§ Items

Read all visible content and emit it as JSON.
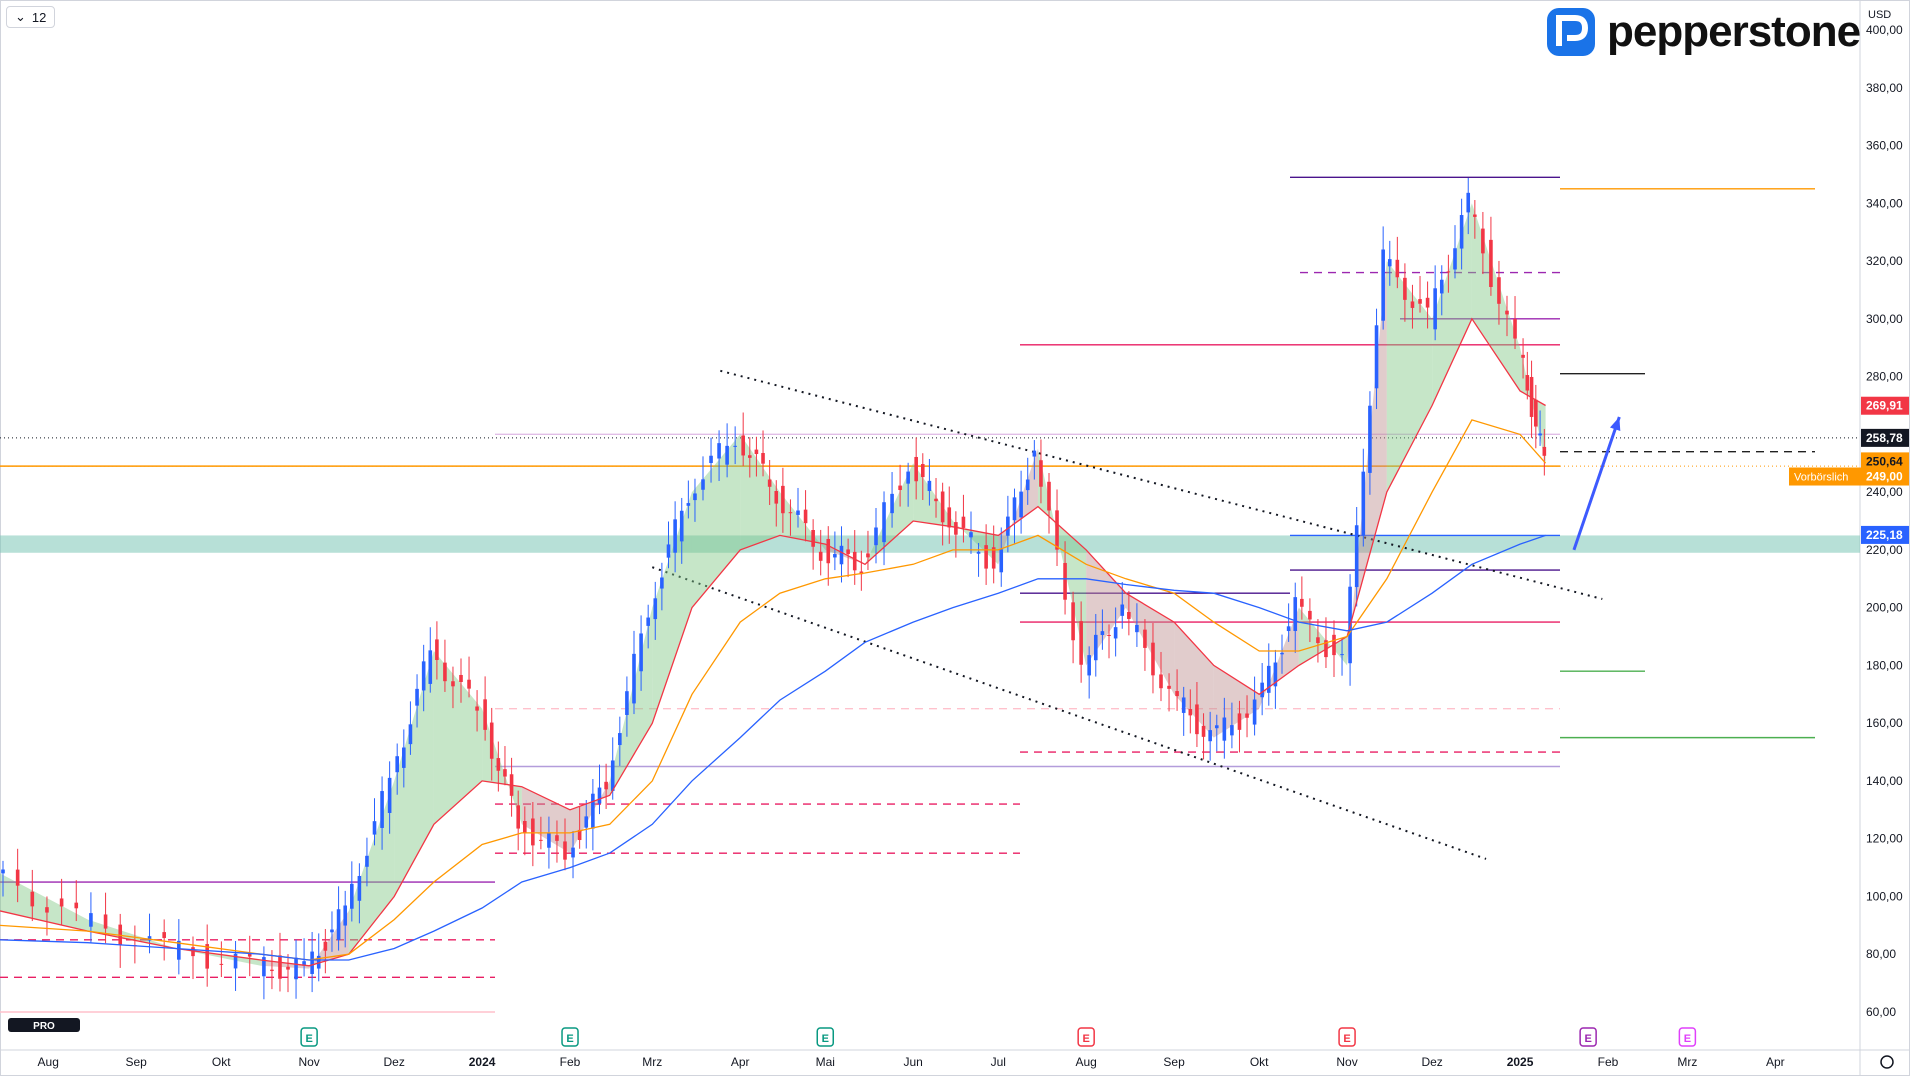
{
  "toolbar": {
    "interval_label": "12"
  },
  "brand": {
    "logo_text": "pepperstone",
    "color": "#1a73e8"
  },
  "badges": {
    "pro_text": "PRO"
  },
  "price_axis": {
    "currency_label": "USD",
    "ticks": [
      "400,00",
      "380,00",
      "360,00",
      "340,00",
      "320,00",
      "300,00",
      "280,00",
      "260,00",
      "240,00",
      "220,00",
      "200,00",
      "180,00",
      "160,00",
      "140,00",
      "120,00",
      "100,00",
      "80,00",
      "60,00"
    ],
    "price_labels": {
      "red": "269,91",
      "black": "258,78",
      "orange_top": "250,64",
      "orange_bottom": "249,00",
      "blue": "225,18",
      "premarket": "Vorbörslich"
    }
  },
  "time_axis": [
    "Aug",
    "Sep",
    "Okt",
    "Nov",
    "Dez",
    "2024",
    "Feb",
    "Mrz",
    "Apr",
    "Mai",
    "Jun",
    "Jul",
    "Aug",
    "Sep",
    "Okt",
    "Nov",
    "Dez",
    "2025",
    "Feb",
    "Mrz",
    "Apr"
  ],
  "event_markers": [
    "E",
    "E",
    "E",
    "E",
    "E",
    "E",
    "E"
  ],
  "colors": {
    "up": "#2962ff",
    "down": "#f23645",
    "sma_red": "#f23645",
    "sma_orange": "#ff9800",
    "sma_blue": "#2962ff",
    "zone": "#7cc6b7"
  },
  "chart_data": {
    "type": "line",
    "x": [
      "2023-07-15",
      "2023-08-15",
      "2023-09-15",
      "2023-10-15",
      "2023-11-01",
      "2023-11-15",
      "2023-12-01",
      "2023-12-15",
      "2024-01-01",
      "2024-01-15",
      "2024-02-01",
      "2024-02-15",
      "2024-03-01",
      "2024-03-15",
      "2024-04-01",
      "2024-04-15",
      "2024-05-01",
      "2024-05-15",
      "2024-06-01",
      "2024-06-15",
      "2024-07-01",
      "2024-07-15",
      "2024-08-01",
      "2024-08-15",
      "2024-09-01",
      "2024-09-15",
      "2024-10-01",
      "2024-10-15",
      "2024-11-01",
      "2024-11-15",
      "2024-12-01",
      "2024-12-15",
      "2025-01-01",
      "2025-01-10"
    ],
    "series": [
      {
        "values": [
          108,
          92,
          82,
          76,
          75,
          95,
          140,
          185,
          165,
          125,
          115,
          140,
          200,
          240,
          260,
          240,
          220,
          215,
          250,
          230,
          215,
          255,
          180,
          200,
          170,
          155,
          165,
          200,
          180,
          320,
          300,
          340,
          290,
          250
        ]
      },
      {
        "values": [
          95,
          88,
          82,
          78,
          76,
          80,
          100,
          125,
          140,
          138,
          130,
          135,
          160,
          200,
          220,
          225,
          222,
          215,
          230,
          228,
          225,
          235,
          220,
          205,
          195,
          180,
          170,
          180,
          190,
          240,
          270,
          300,
          275,
          270
        ]
      },
      {
        "values": [
          90,
          88,
          84,
          80,
          78,
          80,
          92,
          105,
          118,
          122,
          122,
          125,
          140,
          170,
          195,
          205,
          210,
          212,
          215,
          220,
          220,
          225,
          215,
          210,
          205,
          195,
          185,
          185,
          190,
          210,
          240,
          265,
          260,
          250
        ]
      },
      {
        "values": [
          85,
          84,
          82,
          80,
          78,
          78,
          82,
          88,
          96,
          105,
          110,
          115,
          125,
          140,
          155,
          168,
          178,
          188,
          195,
          200,
          205,
          210,
          210,
          208,
          206,
          205,
          200,
          195,
          192,
          195,
          205,
          215,
          222,
          225
        ]
      }
    ],
    "ylim": [
      50,
      405
    ],
    "horizontal_levels": [
      349,
      345,
      316,
      300,
      291,
      281,
      260,
      254,
      249,
      225,
      213,
      205,
      195,
      178,
      165,
      155,
      150,
      145,
      132,
      115,
      105,
      85,
      72,
      60
    ],
    "trendlines": [
      {
        "from": [
          "2024-03-25",
          282
        ],
        "to": [
          "2025-01-30",
          203
        ]
      },
      {
        "from": [
          "2024-03-01",
          214
        ],
        "to": [
          "2024-12-20",
          113
        ]
      }
    ],
    "zone": [
      219,
      225
    ],
    "arrow": {
      "from": [
        "2025-01-20",
        220
      ],
      "to": [
        "2025-02-05",
        266
      ]
    }
  }
}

§ Goal
What comes back should match the records exactly, minus any pictures.

§ Solved problem
Read all visible content and emit it as JSON.
{
  "toolbar": {
    "interval_label": "12"
  },
  "brand": {
    "logo_text": "pepperstone",
    "color": "#1a73e8"
  },
  "badges": {
    "pro_text": "PRO"
  },
  "price_axis": {
    "currency_label": "USD",
    "ticks": [
      "400,00",
      "380,00",
      "360,00",
      "340,00",
      "320,00",
      "300,00",
      "280,00",
      "260,00",
      "240,00",
      "220,00",
      "200,00",
      "180,00",
      "160,00",
      "140,00",
      "120,00",
      "100,00",
      "80,00",
      "60,00"
    ],
    "price_labels": {
      "red": "269,91",
      "black": "258,78",
      "orange_top": "250,64",
      "orange_bottom": "249,00",
      "blue": "225,18",
      "premarket": "Vorbörslich"
    }
  },
  "time_axis": [
    "Aug",
    "Sep",
    "Okt",
    "Nov",
    "Dez",
    "2024",
    "Feb",
    "Mrz",
    "Apr",
    "Mai",
    "Jun",
    "Jul",
    "Aug",
    "Sep",
    "Okt",
    "Nov",
    "Dez",
    "2025",
    "Feb",
    "Mrz",
    "Apr"
  ],
  "event_markers": [
    "E",
    "E",
    "E",
    "E",
    "E",
    "E",
    "E"
  ],
  "colors": {
    "up": "#2962ff",
    "down": "#f23645",
    "sma_red": "#f23645",
    "sma_orange": "#ff9800",
    "sma_blue": "#2962ff",
    "zone": "#7cc6b7"
  },
  "chart_data": {
    "type": "line",
    "x": [
      "2023-07-15",
      "2023-08-15",
      "2023-09-15",
      "2023-10-15",
      "2023-11-01",
      "2023-11-15",
      "2023-12-01",
      "2023-12-15",
      "2024-01-01",
      "2024-01-15",
      "2024-02-01",
      "2024-02-15",
      "2024-03-01",
      "2024-03-15",
      "2024-04-01",
      "2024-04-15",
      "2024-05-01",
      "2024-05-15",
      "2024-06-01",
      "2024-06-15",
      "2024-07-01",
      "2024-07-15",
      "2024-08-01",
      "2024-08-15",
      "2024-09-01",
      "2024-09-15",
      "2024-10-01",
      "2024-10-15",
      "2024-11-01",
      "2024-11-15",
      "2024-12-01",
      "2024-12-15",
      "2025-01-01",
      "2025-01-10"
    ],
    "series": [
      {
        "values": [
          108,
          92,
          82,
          76,
          75,
          95,
          140,
          185,
          165,
          125,
          115,
          140,
          200,
          240,
          260,
          240,
          220,
          215,
          250,
          230,
          215,
          255,
          180,
          200,
          170,
          155,
          165,
          200,
          180,
          320,
          300,
          340,
          290,
          250
        ]
      },
      {
        "values": [
          95,
          88,
          82,
          78,
          76,
          80,
          100,
          125,
          140,
          138,
          130,
          135,
          160,
          200,
          220,
          225,
          222,
          215,
          230,
          228,
          225,
          235,
          220,
          205,
          195,
          180,
          170,
          180,
          190,
          240,
          270,
          300,
          275,
          270
        ]
      },
      {
        "values": [
          90,
          88,
          84,
          80,
          78,
          80,
          92,
          105,
          118,
          122,
          122,
          125,
          140,
          170,
          195,
          205,
          210,
          212,
          215,
          220,
          220,
          225,
          215,
          210,
          205,
          195,
          185,
          185,
          190,
          210,
          240,
          265,
          260,
          250
        ]
      },
      {
        "values": [
          85,
          84,
          82,
          80,
          78,
          78,
          82,
          88,
          96,
          105,
          110,
          115,
          125,
          140,
          155,
          168,
          178,
          188,
          195,
          200,
          205,
          210,
          210,
          208,
          206,
          205,
          200,
          195,
          192,
          195,
          205,
          215,
          222,
          225
        ]
      }
    ],
    "ylim": [
      50,
      405
    ],
    "horizontal_levels": [
      349,
      345,
      316,
      300,
      291,
      281,
      260,
      254,
      249,
      225,
      213,
      205,
      195,
      178,
      165,
      155,
      150,
      145,
      132,
      115,
      105,
      85,
      72,
      60
    ],
    "trendlines": [
      {
        "from": [
          "2024-03-25",
          282
        ],
        "to": [
          "2025-01-30",
          203
        ]
      },
      {
        "from": [
          "2024-03-01",
          214
        ],
        "to": [
          "2024-12-20",
          113
        ]
      }
    ],
    "zone": [
      219,
      225
    ],
    "arrow": {
      "from": [
        "2025-01-20",
        220
      ],
      "to": [
        "2025-02-05",
        266
      ]
    }
  }
}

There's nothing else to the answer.